What this task involves:
Lines containing the word "JSON" are to be located and copied.

Information given:
⟨
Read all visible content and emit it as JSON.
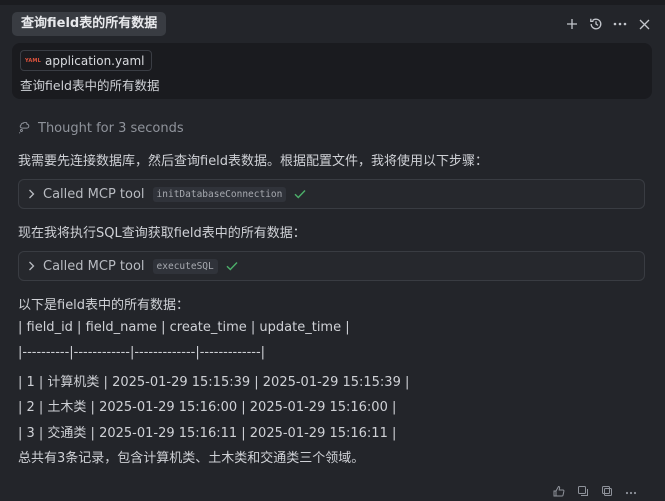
{
  "header": {
    "title": "查询field表的所有数据"
  },
  "query": {
    "file_badge": "YAML",
    "file_name": "application.yaml",
    "text": "查询field表中的所有数据"
  },
  "thought": {
    "text": "Thought for 3 seconds"
  },
  "messages": {
    "intro": "我需要先连接数据库，然后查询field表数据。根据配置文件，我将使用以下步骤：",
    "step2": "现在我将执行SQL查询获取field表中的所有数据：",
    "result_heading": "以下是field表中的所有数据：",
    "table_lines": [
      "| field_id | field_name | create_time | update_time |",
      "|----------|------------|-------------|-------------|",
      "| 1 | 计算机类 | 2025-01-29 15:15:39 | 2025-01-29 15:15:39 |",
      "| 2 | 土木类 | 2025-01-29 15:16:00 | 2025-01-29 15:16:00 |",
      "| 3 | 交通类 | 2025-01-29 15:16:11 | 2025-01-29 15:16:11 |"
    ],
    "summary": "总共有3条记录，包含计算机类、土木类和交通类三个领域。"
  },
  "tool_calls": [
    {
      "label": "Called MCP tool",
      "tool": "initDatabaseConnection",
      "status_icon": "check-icon"
    },
    {
      "label": "Called MCP tool",
      "tool": "executeSQL",
      "status_icon": "check-icon"
    }
  ],
  "colors": {
    "background": "#23252a",
    "panel": "#1a1b1f",
    "success": "#4caf6a",
    "yaml_badge": "#e0533d"
  },
  "icons": {
    "header": [
      "plus-icon",
      "history-icon",
      "more-icon",
      "close-icon"
    ],
    "footer": [
      "thumbs-up-icon",
      "copy-icon",
      "duplicate-icon",
      "more-icon"
    ]
  }
}
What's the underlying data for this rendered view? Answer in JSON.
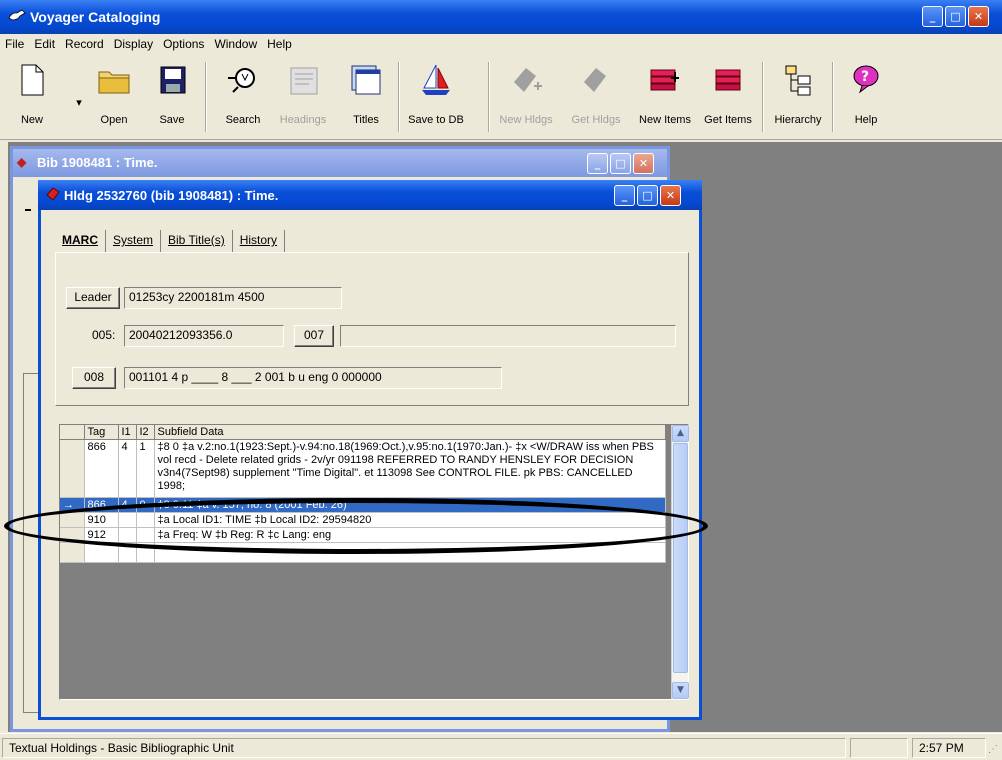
⟩
Exercise solution:
Read all visible content and emit it as JSON.
What's the underlying data for this rendered view? Answer in JSON.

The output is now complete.